[Figure collection entries]

***

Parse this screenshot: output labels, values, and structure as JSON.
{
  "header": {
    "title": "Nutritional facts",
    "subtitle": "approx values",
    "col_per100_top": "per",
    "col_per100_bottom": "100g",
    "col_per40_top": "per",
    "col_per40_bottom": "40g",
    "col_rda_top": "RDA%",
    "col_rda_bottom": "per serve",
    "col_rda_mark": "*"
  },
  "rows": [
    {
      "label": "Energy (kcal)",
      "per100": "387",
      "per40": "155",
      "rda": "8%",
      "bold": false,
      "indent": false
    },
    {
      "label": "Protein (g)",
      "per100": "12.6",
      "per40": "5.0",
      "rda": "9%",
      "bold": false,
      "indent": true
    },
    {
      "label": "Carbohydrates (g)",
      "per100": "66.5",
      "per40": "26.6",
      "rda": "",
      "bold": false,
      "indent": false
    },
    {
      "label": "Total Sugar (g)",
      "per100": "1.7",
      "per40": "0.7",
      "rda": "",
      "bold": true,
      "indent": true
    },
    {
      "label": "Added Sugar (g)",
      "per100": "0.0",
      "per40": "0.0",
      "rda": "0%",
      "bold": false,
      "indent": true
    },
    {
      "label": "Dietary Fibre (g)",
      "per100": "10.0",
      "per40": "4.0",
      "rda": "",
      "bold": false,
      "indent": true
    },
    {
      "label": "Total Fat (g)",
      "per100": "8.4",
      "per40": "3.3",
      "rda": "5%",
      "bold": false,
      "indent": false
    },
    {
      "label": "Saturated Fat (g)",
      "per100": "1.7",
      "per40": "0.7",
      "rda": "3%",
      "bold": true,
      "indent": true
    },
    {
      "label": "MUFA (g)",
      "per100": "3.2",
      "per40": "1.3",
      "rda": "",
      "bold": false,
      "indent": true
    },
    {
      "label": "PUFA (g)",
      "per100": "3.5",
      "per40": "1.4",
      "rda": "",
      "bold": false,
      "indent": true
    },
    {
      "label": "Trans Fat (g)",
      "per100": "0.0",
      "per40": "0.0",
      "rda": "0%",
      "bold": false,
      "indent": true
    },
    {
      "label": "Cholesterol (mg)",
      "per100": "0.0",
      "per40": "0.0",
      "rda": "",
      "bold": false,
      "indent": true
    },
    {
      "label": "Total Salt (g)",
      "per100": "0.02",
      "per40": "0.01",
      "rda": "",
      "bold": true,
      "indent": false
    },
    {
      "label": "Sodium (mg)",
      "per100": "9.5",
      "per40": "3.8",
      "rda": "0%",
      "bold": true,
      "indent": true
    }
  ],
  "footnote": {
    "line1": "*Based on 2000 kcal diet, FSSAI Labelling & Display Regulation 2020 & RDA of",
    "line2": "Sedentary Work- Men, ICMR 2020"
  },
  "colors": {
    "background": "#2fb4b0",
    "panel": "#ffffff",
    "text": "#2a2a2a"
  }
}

***

Set down each record verbatim.

Parse this screenshot: output labels, values, and structure as JSON.
{
  "header": {
    "title": "Nutritional facts",
    "subtitle": "approx values",
    "col_per100_top": "per",
    "col_per100_bottom": "100g",
    "col_per40_top": "per",
    "col_per40_bottom": "40g",
    "col_rda_top": "RDA%",
    "col_rda_bottom": "per serve",
    "col_rda_mark": "*"
  },
  "rows": [
    {
      "label": "Energy (kcal)",
      "per100": "387",
      "per40": "155",
      "rda": "8%",
      "bold": false,
      "indent": false
    },
    {
      "label": "Protein (g)",
      "per100": "12.6",
      "per40": "5.0",
      "rda": "9%",
      "bold": false,
      "indent": true
    },
    {
      "label": "Carbohydrates (g)",
      "per100": "66.5",
      "per40": "26.6",
      "rda": "",
      "bold": false,
      "indent": false
    },
    {
      "label": "Total Sugar (g)",
      "per100": "1.7",
      "per40": "0.7",
      "rda": "",
      "bold": true,
      "indent": true
    },
    {
      "label": "Added Sugar (g)",
      "per100": "0.0",
      "per40": "0.0",
      "rda": "0%",
      "bold": false,
      "indent": true
    },
    {
      "label": "Dietary Fibre (g)",
      "per100": "10.0",
      "per40": "4.0",
      "rda": "",
      "bold": false,
      "indent": true
    },
    {
      "label": "Total Fat (g)",
      "per100": "8.4",
      "per40": "3.3",
      "rda": "5%",
      "bold": false,
      "indent": false
    },
    {
      "label": "Saturated Fat (g)",
      "per100": "1.7",
      "per40": "0.7",
      "rda": "3%",
      "bold": true,
      "indent": true
    },
    {
      "label": "MUFA (g)",
      "per100": "3.2",
      "per40": "1.3",
      "rda": "",
      "bold": false,
      "indent": true
    },
    {
      "label": "PUFA (g)",
      "per100": "3.5",
      "per40": "1.4",
      "rda": "",
      "bold": false,
      "indent": true
    },
    {
      "label": "Trans Fat (g)",
      "per100": "0.0",
      "per40": "0.0",
      "rda": "0%",
      "bold": false,
      "indent": true
    },
    {
      "label": "Cholesterol (mg)",
      "per100": "0.0",
      "per40": "0.0",
      "rda": "",
      "bold": false,
      "indent": true
    },
    {
      "label": "Total Salt (g)",
      "per100": "0.02",
      "per40": "0.01",
      "rda": "",
      "bold": true,
      "indent": false
    },
    {
      "label": "Sodium (mg)",
      "per100": "9.5",
      "per40": "3.8",
      "rda": "0%",
      "bold": true,
      "indent": true
    }
  ],
  "footnote": {
    "line1": "*Based on 2000 kcal diet, FSSAI Labelling & Display Regulation 2020 & RDA of",
    "line2": "Sedentary Work- Men, ICMR 2020"
  },
  "colors": {
    "background": "#2fb4b0",
    "panel": "#ffffff",
    "text": "#2a2a2a"
  }
}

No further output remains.